* GOAL
Which lines have the string "телефон"? Copy all of them from the entries below.

[Dataset items]
+--

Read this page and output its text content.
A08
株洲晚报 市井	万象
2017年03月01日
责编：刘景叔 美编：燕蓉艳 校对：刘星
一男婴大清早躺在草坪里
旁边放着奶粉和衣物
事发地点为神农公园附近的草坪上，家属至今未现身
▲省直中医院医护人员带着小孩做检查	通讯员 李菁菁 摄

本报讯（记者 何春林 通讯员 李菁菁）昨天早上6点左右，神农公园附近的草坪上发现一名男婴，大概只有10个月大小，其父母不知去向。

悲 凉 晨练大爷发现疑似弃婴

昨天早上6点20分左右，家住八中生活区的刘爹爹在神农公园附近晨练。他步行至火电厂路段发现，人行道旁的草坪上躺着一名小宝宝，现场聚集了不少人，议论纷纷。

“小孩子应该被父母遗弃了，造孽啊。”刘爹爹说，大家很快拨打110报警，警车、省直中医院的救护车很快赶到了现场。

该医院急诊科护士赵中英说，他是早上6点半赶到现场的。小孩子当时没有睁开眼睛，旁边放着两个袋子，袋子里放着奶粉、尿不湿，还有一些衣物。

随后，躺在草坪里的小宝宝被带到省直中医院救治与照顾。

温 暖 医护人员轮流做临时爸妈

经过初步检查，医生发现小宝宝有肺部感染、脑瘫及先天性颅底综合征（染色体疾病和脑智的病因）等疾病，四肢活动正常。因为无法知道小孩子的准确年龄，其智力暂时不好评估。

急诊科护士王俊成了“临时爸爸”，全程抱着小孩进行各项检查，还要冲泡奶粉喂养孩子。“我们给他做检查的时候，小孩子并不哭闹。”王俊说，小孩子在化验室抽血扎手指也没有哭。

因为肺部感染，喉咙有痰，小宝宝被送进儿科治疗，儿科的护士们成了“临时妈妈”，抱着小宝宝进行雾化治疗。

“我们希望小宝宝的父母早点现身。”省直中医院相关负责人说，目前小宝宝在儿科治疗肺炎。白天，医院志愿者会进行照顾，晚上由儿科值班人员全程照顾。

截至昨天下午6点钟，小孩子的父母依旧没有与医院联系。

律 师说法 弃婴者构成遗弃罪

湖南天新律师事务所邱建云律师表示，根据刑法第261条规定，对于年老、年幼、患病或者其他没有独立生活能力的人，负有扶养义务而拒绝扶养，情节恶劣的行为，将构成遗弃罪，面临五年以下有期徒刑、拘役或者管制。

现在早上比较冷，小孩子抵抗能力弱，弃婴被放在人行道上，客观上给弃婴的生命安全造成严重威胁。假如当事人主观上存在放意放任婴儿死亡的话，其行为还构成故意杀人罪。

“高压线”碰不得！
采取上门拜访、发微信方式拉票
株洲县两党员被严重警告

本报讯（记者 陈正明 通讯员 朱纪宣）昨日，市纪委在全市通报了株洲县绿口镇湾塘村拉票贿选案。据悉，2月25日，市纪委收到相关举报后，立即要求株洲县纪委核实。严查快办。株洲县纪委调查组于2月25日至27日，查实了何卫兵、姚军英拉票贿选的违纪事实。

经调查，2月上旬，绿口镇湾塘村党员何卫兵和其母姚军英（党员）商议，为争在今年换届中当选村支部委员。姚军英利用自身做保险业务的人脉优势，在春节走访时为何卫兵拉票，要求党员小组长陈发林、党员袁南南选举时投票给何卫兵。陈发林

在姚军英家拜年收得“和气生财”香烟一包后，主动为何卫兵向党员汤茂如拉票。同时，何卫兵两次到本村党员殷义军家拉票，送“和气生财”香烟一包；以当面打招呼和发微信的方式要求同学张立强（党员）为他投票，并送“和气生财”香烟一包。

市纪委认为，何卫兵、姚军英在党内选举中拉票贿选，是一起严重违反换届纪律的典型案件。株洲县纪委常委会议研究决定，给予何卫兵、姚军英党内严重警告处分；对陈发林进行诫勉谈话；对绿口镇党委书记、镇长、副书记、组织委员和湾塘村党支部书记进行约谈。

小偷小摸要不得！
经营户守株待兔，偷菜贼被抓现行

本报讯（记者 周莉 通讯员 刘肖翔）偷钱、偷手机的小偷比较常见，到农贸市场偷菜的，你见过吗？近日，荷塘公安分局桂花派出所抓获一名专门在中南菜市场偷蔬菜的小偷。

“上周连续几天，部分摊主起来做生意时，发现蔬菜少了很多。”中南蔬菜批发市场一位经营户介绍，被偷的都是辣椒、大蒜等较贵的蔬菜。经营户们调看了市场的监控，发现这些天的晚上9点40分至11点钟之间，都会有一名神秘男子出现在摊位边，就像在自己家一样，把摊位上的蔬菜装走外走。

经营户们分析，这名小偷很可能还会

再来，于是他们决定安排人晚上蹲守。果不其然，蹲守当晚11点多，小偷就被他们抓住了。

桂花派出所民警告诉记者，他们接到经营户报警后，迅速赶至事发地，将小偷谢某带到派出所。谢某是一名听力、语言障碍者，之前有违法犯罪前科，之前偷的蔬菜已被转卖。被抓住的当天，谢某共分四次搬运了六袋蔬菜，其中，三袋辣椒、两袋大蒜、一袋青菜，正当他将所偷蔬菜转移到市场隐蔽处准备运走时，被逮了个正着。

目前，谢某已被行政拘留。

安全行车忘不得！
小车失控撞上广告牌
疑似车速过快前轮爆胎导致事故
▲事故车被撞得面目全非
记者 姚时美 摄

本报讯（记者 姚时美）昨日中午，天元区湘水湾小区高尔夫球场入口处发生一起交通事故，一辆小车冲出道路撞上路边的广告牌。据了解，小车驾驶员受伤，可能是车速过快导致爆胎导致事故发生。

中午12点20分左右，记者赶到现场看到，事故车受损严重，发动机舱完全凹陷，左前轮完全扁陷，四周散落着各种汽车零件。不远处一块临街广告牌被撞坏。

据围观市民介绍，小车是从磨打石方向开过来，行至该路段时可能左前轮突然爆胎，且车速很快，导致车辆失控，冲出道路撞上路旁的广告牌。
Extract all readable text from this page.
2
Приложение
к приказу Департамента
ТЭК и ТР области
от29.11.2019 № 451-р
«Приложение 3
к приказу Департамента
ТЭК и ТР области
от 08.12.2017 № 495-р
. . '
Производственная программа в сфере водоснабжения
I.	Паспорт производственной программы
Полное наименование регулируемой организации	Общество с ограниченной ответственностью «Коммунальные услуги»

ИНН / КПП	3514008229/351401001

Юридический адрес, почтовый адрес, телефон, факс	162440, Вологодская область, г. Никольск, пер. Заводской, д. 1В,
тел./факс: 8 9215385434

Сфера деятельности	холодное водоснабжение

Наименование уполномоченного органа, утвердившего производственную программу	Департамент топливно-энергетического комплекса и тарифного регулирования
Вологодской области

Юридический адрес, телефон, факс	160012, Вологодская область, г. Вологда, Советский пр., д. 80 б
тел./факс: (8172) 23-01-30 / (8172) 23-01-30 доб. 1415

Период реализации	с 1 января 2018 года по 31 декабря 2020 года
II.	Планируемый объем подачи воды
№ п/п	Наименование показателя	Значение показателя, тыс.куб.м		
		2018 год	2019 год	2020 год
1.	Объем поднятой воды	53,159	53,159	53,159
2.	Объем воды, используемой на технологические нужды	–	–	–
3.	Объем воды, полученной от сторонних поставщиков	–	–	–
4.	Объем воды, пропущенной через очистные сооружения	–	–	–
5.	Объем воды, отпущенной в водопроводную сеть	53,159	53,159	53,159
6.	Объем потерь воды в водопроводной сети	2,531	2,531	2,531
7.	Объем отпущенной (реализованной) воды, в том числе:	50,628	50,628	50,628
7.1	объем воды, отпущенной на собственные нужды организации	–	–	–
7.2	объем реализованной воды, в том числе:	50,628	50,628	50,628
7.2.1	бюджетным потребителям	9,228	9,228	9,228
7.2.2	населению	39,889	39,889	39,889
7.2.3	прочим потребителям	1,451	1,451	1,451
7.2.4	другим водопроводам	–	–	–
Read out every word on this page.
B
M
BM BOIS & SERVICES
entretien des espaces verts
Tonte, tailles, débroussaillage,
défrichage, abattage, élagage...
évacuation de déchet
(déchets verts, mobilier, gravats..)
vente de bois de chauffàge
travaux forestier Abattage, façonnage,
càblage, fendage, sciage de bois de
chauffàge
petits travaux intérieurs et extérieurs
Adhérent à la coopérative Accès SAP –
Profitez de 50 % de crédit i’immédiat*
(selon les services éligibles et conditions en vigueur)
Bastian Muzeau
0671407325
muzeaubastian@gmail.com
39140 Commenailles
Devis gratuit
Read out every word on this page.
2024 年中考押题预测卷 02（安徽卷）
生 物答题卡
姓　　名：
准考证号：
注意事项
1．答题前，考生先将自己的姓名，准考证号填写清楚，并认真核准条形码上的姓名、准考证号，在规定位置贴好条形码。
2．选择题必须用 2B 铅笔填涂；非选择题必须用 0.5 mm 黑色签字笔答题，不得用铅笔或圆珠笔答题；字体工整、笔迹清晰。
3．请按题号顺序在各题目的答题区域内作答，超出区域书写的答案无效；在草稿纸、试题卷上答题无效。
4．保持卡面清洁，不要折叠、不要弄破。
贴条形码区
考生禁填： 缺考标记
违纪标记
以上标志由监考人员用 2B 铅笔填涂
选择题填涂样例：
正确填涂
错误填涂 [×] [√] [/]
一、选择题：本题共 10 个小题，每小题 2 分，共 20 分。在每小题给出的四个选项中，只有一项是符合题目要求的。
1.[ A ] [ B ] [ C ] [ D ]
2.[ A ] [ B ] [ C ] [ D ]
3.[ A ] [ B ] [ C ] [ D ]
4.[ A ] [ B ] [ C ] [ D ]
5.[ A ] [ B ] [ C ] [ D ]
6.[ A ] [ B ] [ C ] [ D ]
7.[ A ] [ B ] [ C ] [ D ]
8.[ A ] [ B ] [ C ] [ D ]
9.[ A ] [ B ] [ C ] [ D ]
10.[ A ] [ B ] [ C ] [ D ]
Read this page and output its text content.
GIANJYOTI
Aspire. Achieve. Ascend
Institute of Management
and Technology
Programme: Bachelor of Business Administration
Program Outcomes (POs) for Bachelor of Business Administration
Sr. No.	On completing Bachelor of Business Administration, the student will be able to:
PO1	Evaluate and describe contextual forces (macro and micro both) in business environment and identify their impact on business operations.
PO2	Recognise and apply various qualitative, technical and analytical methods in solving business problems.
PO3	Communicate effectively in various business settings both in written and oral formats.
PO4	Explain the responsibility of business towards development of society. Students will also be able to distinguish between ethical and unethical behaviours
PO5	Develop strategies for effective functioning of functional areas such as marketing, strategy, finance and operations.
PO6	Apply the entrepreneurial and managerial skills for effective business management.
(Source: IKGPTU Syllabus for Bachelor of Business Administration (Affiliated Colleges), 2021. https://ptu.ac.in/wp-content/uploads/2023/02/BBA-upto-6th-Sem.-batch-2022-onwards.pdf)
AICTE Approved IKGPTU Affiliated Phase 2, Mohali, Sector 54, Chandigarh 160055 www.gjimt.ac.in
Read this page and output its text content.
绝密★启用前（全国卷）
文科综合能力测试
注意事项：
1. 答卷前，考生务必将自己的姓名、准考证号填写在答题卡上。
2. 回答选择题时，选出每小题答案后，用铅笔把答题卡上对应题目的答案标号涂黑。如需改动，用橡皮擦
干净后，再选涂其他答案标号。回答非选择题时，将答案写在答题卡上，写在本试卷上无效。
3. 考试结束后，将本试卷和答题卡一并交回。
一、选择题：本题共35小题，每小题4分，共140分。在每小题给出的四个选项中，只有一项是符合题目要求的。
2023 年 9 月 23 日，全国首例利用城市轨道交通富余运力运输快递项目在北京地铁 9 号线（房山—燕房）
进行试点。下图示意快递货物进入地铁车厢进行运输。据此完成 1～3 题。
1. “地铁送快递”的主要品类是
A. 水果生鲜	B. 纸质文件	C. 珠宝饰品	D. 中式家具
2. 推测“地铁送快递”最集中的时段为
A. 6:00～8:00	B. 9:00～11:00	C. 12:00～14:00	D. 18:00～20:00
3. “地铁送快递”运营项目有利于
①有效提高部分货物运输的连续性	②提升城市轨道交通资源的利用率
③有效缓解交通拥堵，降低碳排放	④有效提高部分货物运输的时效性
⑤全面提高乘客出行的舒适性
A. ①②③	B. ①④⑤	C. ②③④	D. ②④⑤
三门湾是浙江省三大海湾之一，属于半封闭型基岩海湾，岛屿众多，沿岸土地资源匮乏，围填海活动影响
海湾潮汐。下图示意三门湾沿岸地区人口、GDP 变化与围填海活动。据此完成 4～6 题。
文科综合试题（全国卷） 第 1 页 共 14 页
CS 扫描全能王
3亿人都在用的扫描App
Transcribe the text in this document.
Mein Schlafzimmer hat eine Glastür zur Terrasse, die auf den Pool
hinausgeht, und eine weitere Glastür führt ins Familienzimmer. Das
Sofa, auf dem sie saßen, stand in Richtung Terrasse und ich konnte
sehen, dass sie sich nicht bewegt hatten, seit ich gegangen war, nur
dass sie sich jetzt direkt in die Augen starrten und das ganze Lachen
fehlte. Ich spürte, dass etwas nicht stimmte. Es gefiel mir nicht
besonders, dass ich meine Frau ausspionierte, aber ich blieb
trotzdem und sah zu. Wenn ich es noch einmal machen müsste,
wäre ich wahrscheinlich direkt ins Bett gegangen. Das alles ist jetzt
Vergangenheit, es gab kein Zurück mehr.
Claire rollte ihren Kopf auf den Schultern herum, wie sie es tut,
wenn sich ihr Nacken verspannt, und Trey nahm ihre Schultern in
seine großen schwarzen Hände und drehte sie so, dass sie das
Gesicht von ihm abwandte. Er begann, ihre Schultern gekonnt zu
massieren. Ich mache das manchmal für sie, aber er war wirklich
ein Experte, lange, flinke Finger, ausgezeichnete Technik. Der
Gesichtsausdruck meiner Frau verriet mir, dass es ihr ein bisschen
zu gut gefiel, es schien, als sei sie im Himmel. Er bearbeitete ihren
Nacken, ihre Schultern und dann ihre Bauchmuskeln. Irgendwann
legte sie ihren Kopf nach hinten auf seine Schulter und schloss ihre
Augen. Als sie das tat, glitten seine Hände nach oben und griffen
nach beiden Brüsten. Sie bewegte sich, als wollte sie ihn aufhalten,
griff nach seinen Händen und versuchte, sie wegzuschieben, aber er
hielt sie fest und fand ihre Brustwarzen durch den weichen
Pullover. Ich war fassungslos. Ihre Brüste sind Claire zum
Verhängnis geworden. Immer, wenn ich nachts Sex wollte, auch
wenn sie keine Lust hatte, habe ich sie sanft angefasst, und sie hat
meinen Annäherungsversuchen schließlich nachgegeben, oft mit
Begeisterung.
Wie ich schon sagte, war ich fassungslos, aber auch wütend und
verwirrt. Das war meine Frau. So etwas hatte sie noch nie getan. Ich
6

+--

* EXERCISE OUTPUT
Юридический адрес, почтовый адрес, телефон, факс	162440, Вологодская область, г. Никольск, пер. Заводской, д. 1В,
Юридический адрес, телефон, факс	160012, Вологодская область, г. Вологда, Советский пр., д. 80 б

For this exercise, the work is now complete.